_GOAL_
All of the records listed below should be retyped exactly.

_RECORDED DATA_

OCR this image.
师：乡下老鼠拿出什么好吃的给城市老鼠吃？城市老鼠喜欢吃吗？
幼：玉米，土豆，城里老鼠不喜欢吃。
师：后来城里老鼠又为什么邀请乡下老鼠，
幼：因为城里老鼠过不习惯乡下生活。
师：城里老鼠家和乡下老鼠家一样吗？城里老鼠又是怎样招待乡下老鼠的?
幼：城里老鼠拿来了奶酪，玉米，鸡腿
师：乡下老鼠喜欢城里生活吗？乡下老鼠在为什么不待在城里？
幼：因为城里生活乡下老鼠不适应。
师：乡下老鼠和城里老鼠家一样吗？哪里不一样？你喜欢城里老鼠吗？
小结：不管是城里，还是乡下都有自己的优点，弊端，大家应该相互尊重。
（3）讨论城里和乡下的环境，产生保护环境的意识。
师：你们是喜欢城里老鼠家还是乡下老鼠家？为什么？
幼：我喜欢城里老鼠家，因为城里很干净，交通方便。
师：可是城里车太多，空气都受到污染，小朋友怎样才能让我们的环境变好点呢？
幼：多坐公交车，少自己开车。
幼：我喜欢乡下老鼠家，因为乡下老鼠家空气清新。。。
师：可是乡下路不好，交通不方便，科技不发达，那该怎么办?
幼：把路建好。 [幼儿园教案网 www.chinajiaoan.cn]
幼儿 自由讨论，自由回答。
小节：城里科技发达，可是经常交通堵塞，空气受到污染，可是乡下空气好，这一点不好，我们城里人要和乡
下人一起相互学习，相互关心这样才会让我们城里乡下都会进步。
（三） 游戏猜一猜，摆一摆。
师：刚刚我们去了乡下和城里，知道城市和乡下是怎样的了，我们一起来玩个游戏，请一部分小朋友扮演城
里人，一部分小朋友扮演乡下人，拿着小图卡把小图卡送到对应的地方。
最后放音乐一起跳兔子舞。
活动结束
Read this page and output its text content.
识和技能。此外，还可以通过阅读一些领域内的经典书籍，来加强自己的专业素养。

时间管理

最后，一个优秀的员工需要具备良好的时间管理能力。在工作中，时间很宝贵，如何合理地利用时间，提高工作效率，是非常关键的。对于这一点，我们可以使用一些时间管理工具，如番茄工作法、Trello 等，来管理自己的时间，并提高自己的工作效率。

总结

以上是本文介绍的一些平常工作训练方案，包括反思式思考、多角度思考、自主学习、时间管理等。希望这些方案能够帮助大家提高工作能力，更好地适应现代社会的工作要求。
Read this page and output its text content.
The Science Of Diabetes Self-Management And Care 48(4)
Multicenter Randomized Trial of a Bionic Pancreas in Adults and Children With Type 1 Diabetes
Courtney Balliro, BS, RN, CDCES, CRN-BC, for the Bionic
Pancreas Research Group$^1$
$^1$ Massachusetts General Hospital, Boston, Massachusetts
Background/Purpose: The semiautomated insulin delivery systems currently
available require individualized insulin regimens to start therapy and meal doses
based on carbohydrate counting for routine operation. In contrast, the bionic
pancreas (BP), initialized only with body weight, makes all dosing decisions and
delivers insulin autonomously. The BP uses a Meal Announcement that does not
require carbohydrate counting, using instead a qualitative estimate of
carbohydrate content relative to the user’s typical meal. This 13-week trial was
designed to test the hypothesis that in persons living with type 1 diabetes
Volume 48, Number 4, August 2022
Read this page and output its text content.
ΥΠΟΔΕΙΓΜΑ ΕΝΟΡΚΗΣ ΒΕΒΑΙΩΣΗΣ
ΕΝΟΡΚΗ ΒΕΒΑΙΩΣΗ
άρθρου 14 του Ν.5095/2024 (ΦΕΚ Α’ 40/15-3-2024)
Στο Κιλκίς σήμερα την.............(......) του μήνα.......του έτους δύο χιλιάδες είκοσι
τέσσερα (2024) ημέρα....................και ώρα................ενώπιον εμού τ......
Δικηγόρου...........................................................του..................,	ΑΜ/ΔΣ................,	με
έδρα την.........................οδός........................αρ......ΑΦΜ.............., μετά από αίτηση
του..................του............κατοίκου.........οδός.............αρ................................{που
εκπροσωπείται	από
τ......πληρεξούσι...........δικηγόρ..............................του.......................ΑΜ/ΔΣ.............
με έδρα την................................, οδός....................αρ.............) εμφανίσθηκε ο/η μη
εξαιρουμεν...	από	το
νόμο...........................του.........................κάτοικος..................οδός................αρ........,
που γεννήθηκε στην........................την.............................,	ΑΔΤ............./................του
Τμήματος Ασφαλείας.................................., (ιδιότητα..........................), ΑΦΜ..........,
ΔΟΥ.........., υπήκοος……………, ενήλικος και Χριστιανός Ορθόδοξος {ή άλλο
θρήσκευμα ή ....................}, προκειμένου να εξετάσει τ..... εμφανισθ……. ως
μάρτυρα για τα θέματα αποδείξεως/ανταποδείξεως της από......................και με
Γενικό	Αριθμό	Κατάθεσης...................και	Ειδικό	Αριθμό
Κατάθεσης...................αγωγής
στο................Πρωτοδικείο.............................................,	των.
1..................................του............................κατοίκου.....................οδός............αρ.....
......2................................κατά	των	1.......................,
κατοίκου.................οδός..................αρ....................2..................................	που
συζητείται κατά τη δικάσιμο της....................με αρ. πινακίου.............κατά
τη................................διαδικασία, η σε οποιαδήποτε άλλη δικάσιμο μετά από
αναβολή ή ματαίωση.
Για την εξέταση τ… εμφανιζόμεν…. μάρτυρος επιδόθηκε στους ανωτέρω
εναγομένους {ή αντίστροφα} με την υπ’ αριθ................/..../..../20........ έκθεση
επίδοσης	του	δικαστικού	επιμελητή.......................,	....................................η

_TASK RESPONSE_
OCR this image.
师：乡下老鼠拿出什么好吃的给城市老鼠吃？城市老鼠喜欢吃吗？
幼：玉米，土豆，城里老鼠不喜欢吃。
师：后来城里老鼠又为什么邀请乡下老鼠，
幼：因为城里老鼠过不习惯乡下生活。
师：城里老鼠家和乡下老鼠家一样吗？城里老鼠又是怎样招待乡下老鼠的?
幼：城里老鼠拿来了奶酪，玉米，鸡腿
师：乡下老鼠喜欢城里生活吗？乡下老鼠在为什么不待在城里？
幼：因为城里生活乡下老鼠不适应。
师：乡下老鼠和城里老鼠家一样吗？哪里不一样？你喜欢城里老鼠吗？
小结：不管是城里，还是乡下都有自己的优点，弊端，大家应该相互尊重。
（3）讨论城里和乡下的环境，产生保护环境的意识。
师：你们是喜欢城里老鼠家还是乡下老鼠家？为什么？
幼：我喜欢城里老鼠家，因为城里很干净，交通方便。
师：可是城里车太多，空气都受到污染，小朋友怎样才能让我们的环境变好点呢？
幼：多坐公交车，少自己开车。
幼：我喜欢乡下老鼠家，因为乡下老鼠家空气清新。。。
师：可是乡下路不好，交通不方便，科技不发达，那该怎么办?
幼：把路建好。 [幼儿园教案网 www.chinajiaoan.cn]
幼儿 自由讨论，自由回答。
小节：城里科技发达，可是经常交通堵塞，空气受到污染，可是乡下空气好，这一点不好，我们城里人要和乡
下人一起相互学习，相互关心这样才会让我们城里乡下都会进步。
（三） 游戏猜一猜，摆一摆。
师：刚刚我们去了乡下和城里，知道城市和乡下是怎样的了，我们一起来玩个游戏，请一部分小朋友扮演城
里人，一部分小朋友扮演乡下人，拿着小图卡把小图卡送到对应的地方。
最后放音乐一起跳兔子舞。
活动结束
Read this page and output its text content.
识和技能。此外，还可以通过阅读一些领域内的经典书籍，来加强自己的专业素养。

时间管理

最后，一个优秀的员工需要具备良好的时间管理能力。在工作中，时间很宝贵，如何合理地利用时间，提高工作效率，是非常关键的。对于这一点，我们可以使用一些时间管理工具，如番茄工作法、Trello 等，来管理自己的时间，并提高自己的工作效率。

总结

以上是本文介绍的一些平常工作训练方案，包括反思式思考、多角度思考、自主学习、时间管理等。希望这些方案能够帮助大家提高工作能力，更好地适应现代社会的工作要求。
Read this page and output its text content.
The Science Of Diabetes Self-Management And Care 48(4)
Multicenter Randomized Trial of a Bionic Pancreas in Adults and Children With Type 1 Diabetes
Courtney Balliro, BS, RN, CDCES, CRN-BC, for the Bionic
Pancreas Research Group$^1$
$^1$ Massachusetts General Hospital, Boston, Massachusetts
Background/Purpose: The semiautomated insulin delivery systems currently
available require individualized insulin regimens to start therapy and meal doses
based on carbohydrate counting for routine operation. In contrast, the bionic
pancreas (BP), initialized only with body weight, makes all dosing decisions and
delivers insulin autonomously. The BP uses a Meal Announcement that does not
require carbohydrate counting, using instead a qualitative estimate of
carbohydrate content relative to the user’s typical meal. This 13-week trial was
designed to test the hypothesis that in persons living with type 1 diabetes
Volume 48, Number 4, August 2022
Read this page and output its text content.
ΥΠΟΔΕΙΓΜΑ ΕΝΟΡΚΗΣ ΒΕΒΑΙΩΣΗΣ
ΕΝΟΡΚΗ ΒΕΒΑΙΩΣΗ
άρθρου 14 του Ν.5095/2024 (ΦΕΚ Α’ 40/15-3-2024)
Στο Κιλκίς σήμερα την.............(......) του μήνα.......του έτους δύο χιλιάδες είκοσι
τέσσερα (2024) ημέρα....................και ώρα................ενώπιον εμού τ......
Δικηγόρου...........................................................του..................,	ΑΜ/ΔΣ................,	με
έδρα την.........................οδός........................αρ......ΑΦΜ.............., μετά από αίτηση
του..................του............κατοίκου.........οδός.............αρ................................{που
εκπροσωπείται	από
τ......πληρεξούσι...........δικηγόρ..............................του.......................ΑΜ/ΔΣ.............
με έδρα την................................, οδός....................αρ.............) εμφανίσθηκε ο/η μη
εξαιρουμεν...	από	το
νόμο...........................του.........................κάτοικος..................οδός................αρ........,
που γεννήθηκε στην........................την.............................,	ΑΔΤ............./................του
Τμήματος Ασφαλείας.................................., (ιδιότητα..........................), ΑΦΜ..........,
ΔΟΥ.........., υπήκοος……………, ενήλικος και Χριστιανός Ορθόδοξος {ή άλλο
θρήσκευμα ή ....................}, προκειμένου να εξετάσει τ..... εμφανισθ……. ως
μάρτυρα για τα θέματα αποδείξεως/ανταποδείξεως της από......................και με
Γενικό	Αριθμό	Κατάθεσης...................και	Ειδικό	Αριθμό
Κατάθεσης...................αγωγής
στο................Πρωτοδικείο.............................................,	των.
1..................................του............................κατοίκου.....................οδός............αρ.....
......2................................κατά	των	1.......................,
κατοίκου.................οδός..................αρ....................2..................................	που
συζητείται κατά τη δικάσιμο της....................με αρ. πινακίου.............κατά
τη................................διαδικασία, η σε οποιαδήποτε άλλη δικάσιμο μετά από
αναβολή ή ματαίωση.
Για την εξέταση τ… εμφανιζόμεν…. μάρτυρος επιδόθηκε στους ανωτέρω
εναγομένους {ή αντίστροφα} με την υπ’ αριθ................/..../..../20........ έκθεση
επίδοσης	του	δικαστικού	επιμελητή.......................,	....................................η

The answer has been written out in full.